→ **Task details**:
Reproduce the entries below in full, word for word.

#### Data for the task

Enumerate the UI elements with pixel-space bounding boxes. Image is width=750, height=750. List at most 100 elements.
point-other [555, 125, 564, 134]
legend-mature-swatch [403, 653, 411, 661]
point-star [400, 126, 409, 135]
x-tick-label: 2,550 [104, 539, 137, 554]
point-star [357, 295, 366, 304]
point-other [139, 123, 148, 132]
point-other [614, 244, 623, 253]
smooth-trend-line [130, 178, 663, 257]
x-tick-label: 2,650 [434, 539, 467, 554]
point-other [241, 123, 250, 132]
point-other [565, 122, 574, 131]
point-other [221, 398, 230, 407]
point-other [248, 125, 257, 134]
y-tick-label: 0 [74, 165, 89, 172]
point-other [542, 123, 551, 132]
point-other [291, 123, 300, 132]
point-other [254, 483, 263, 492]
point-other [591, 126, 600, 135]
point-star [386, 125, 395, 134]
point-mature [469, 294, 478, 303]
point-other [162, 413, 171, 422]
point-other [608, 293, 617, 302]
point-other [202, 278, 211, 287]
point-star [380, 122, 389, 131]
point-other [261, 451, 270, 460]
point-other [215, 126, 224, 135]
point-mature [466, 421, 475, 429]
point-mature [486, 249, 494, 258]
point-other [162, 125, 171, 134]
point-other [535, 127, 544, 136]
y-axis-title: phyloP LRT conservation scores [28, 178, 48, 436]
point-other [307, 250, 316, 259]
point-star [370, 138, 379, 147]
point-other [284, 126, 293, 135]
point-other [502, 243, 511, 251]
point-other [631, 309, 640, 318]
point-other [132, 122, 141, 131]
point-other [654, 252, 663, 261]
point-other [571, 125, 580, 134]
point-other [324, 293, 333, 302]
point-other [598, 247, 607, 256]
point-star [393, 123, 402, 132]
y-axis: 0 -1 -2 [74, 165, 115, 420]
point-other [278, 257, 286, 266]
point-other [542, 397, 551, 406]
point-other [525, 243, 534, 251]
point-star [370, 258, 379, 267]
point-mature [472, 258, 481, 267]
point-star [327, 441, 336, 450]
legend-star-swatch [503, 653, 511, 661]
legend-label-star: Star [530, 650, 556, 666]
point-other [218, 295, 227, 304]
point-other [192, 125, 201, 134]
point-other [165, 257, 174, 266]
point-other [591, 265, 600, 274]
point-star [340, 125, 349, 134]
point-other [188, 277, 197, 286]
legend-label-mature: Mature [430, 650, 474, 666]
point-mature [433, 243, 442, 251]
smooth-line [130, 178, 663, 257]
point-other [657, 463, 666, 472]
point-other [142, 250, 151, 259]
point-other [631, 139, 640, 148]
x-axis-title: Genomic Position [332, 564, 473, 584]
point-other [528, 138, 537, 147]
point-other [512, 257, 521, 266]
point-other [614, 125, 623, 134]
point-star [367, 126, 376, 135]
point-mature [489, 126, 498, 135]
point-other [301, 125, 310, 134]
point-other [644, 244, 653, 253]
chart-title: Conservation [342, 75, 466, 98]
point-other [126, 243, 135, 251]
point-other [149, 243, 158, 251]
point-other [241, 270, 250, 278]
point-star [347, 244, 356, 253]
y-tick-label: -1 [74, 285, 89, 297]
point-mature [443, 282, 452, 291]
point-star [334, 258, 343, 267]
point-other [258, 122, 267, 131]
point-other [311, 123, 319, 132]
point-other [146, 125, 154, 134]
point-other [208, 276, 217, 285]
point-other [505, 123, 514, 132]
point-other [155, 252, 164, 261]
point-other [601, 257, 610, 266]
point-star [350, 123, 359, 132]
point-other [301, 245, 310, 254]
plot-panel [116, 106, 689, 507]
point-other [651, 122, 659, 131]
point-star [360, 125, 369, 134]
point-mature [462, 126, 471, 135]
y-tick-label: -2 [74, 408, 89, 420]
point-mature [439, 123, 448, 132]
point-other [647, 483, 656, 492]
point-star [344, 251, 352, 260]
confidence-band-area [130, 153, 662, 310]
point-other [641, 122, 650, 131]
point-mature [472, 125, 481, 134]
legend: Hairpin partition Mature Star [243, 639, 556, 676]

########

→ **Your response**:
Enumerate the UI elements with pixel-space bounding boxes. Image is width=750, height=750. List at most 100 elements.
point-other [555, 125, 564, 134]
legend-mature-swatch [403, 653, 411, 661]
point-star [400, 126, 409, 135]
x-tick-label: 2,550 [104, 539, 137, 554]
point-star [357, 295, 366, 304]
point-other [139, 123, 148, 132]
point-other [614, 244, 623, 253]
smooth-trend-line [130, 178, 663, 257]
x-tick-label: 2,650 [434, 539, 467, 554]
point-other [241, 123, 250, 132]
point-other [565, 122, 574, 131]
point-other [221, 398, 230, 407]
point-other [248, 125, 257, 134]
y-tick-label: 0 [74, 165, 89, 172]
point-other [542, 123, 551, 132]
point-other [291, 123, 300, 132]
point-other [254, 483, 263, 492]
point-other [591, 126, 600, 135]
point-star [386, 125, 395, 134]
point-mature [469, 294, 478, 303]
point-other [162, 413, 171, 422]
point-other [608, 293, 617, 302]
point-other [202, 278, 211, 287]
point-star [380, 122, 389, 131]
point-other [261, 451, 270, 460]
point-other [215, 126, 224, 135]
point-mature [466, 421, 475, 429]
point-mature [486, 249, 494, 258]
point-other [162, 125, 171, 134]
point-other [535, 127, 544, 136]
y-axis-title: phyloP LRT conservation scores [28, 178, 48, 436]
point-other [307, 250, 316, 259]
point-star [370, 138, 379, 147]
point-other [284, 126, 293, 135]
point-other [502, 243, 511, 251]
point-other [631, 309, 640, 318]
point-other [132, 122, 141, 131]
point-other [654, 252, 663, 261]
point-other [571, 125, 580, 134]
point-other [324, 293, 333, 302]
point-other [598, 247, 607, 256]
point-star [393, 123, 402, 132]
y-axis: 0 -1 -2 [74, 165, 115, 420]
point-other [278, 257, 286, 266]
point-other [542, 397, 551, 406]
point-other [525, 243, 534, 251]
point-star [370, 258, 379, 267]
point-mature [472, 258, 481, 267]
point-star [327, 441, 336, 450]
legend-star-swatch [503, 653, 511, 661]
legend-label-star: Star [530, 650, 556, 666]
point-other [218, 295, 227, 304]
point-other [192, 125, 201, 134]
point-other [165, 257, 174, 266]
point-other [591, 265, 600, 274]
point-star [340, 125, 349, 134]
point-other [188, 277, 197, 286]
legend-label-mature: Mature [430, 650, 474, 666]
point-mature [433, 243, 442, 251]
smooth-line [130, 178, 663, 257]
point-other [657, 463, 666, 472]
point-other [142, 250, 151, 259]
point-other [631, 139, 640, 148]
x-axis-title: Genomic Position [332, 564, 473, 584]
point-other [528, 138, 537, 147]
point-other [512, 257, 521, 266]
point-other [614, 125, 623, 134]
point-star [367, 126, 376, 135]
point-mature [489, 126, 498, 135]
point-other [301, 125, 310, 134]
point-other [644, 244, 653, 253]
chart-title: Conservation [342, 75, 466, 98]
point-other [126, 243, 135, 251]
point-other [149, 243, 158, 251]
point-other [241, 270, 250, 278]
point-star [347, 244, 356, 253]
y-tick-label: -1 [74, 285, 89, 297]
point-mature [443, 282, 452, 291]
point-star [334, 258, 343, 267]
point-other [258, 122, 267, 131]
point-other [311, 123, 319, 132]
point-other [146, 125, 154, 134]
point-other [208, 276, 217, 285]
point-other [505, 123, 514, 132]
point-other [155, 252, 164, 261]
point-other [601, 257, 610, 266]
point-star [350, 123, 359, 132]
point-other [301, 245, 310, 254]
plot-panel [116, 106, 689, 507]
point-other [651, 122, 659, 131]
point-star [360, 125, 369, 134]
point-mature [462, 126, 471, 135]
y-tick-label: -2 [74, 408, 89, 420]
point-mature [439, 123, 448, 132]
point-other [647, 483, 656, 492]
point-star [344, 251, 352, 260]
confidence-band-area [130, 153, 662, 310]
point-other [641, 122, 650, 131]
point-mature [472, 125, 481, 134]
legend: Hairpin partition Mature Star [243, 639, 556, 676]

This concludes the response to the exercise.